AIM
Only a number is wanted. Count the lines holding the string "grootte".

* START *

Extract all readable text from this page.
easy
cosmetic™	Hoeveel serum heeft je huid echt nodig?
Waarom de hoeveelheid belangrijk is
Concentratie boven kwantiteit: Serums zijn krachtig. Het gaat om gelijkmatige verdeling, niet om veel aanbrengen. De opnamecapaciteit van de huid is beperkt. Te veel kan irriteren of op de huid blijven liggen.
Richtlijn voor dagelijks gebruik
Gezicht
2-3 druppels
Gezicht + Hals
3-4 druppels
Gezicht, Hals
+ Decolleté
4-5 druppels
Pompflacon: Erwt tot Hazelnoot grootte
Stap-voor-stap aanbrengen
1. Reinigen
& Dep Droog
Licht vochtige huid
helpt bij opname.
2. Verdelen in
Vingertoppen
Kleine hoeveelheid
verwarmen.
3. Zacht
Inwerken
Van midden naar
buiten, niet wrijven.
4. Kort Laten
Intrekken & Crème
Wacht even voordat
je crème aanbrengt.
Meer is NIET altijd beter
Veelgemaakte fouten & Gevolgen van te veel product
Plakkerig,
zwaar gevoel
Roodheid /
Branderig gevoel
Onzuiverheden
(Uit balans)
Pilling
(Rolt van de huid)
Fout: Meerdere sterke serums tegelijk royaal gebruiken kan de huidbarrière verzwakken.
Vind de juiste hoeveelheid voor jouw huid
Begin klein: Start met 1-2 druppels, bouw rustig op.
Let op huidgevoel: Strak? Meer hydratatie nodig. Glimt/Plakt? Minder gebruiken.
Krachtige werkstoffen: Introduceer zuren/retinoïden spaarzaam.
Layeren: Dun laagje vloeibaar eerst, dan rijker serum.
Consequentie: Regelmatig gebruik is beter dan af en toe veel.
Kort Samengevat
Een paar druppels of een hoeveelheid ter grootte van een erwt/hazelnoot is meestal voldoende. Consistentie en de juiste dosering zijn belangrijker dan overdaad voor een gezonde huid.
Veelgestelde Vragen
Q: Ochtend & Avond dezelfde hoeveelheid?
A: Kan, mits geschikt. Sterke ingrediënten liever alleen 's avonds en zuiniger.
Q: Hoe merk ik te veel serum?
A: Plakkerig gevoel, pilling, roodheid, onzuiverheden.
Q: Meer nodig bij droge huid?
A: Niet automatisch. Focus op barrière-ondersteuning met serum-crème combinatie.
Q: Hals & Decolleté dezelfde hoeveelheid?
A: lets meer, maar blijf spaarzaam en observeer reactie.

* END *

FULL ANSWER
2